=== Task inputs ===

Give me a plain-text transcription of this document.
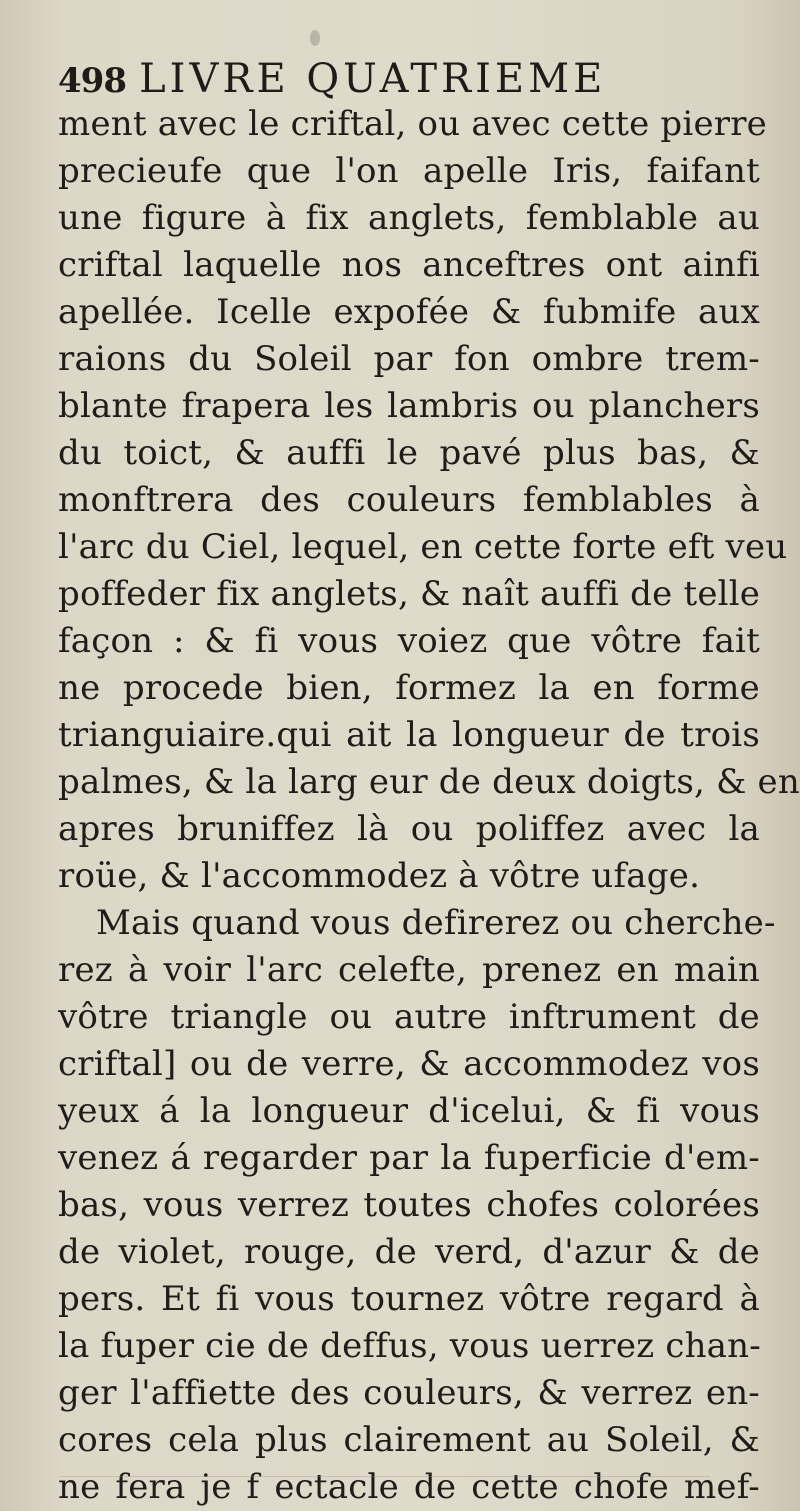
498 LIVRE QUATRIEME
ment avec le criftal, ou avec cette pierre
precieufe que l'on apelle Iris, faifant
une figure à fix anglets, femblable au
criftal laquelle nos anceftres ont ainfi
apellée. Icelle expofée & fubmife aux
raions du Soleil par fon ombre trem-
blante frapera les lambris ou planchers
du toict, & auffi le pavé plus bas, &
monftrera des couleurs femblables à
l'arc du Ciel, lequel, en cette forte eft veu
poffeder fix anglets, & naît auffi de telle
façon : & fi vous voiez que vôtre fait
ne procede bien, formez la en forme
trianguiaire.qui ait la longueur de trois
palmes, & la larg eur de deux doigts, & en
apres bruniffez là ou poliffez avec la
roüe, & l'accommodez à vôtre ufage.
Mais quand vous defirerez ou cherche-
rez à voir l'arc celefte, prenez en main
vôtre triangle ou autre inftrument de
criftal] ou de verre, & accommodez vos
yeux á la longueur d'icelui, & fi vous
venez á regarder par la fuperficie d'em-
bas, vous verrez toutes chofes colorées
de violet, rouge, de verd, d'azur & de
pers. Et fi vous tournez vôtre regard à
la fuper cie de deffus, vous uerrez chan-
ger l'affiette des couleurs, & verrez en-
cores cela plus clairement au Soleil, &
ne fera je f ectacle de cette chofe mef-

===
=== Task inputs ===

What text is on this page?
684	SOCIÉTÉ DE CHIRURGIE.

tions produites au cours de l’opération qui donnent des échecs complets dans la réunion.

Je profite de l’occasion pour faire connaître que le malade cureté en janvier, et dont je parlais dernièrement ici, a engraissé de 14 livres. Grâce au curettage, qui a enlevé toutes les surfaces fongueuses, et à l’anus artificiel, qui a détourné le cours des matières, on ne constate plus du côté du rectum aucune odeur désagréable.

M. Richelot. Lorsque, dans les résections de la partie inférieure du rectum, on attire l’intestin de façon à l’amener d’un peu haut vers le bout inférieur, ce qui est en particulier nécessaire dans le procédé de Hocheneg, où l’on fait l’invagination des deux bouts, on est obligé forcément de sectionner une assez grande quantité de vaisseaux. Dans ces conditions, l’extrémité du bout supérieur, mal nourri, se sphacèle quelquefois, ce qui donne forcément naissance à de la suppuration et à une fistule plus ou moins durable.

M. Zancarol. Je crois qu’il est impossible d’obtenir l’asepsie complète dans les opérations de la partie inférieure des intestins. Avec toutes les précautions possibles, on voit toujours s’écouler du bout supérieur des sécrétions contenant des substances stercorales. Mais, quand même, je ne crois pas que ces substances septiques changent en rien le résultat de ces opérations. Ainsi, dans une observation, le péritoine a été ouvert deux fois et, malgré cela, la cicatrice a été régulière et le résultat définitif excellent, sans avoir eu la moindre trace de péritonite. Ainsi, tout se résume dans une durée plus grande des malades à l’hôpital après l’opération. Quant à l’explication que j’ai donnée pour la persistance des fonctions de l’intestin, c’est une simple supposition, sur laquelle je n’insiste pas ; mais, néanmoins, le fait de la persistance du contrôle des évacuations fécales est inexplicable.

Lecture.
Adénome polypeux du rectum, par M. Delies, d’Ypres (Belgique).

===

**Task description**
Pull every line containing the word "accommodez" out of the material and copy it.

**Exercise response**
roüe, & l'accommodez à vôtre ufage.
criftal] ou de verre, & accommodez vos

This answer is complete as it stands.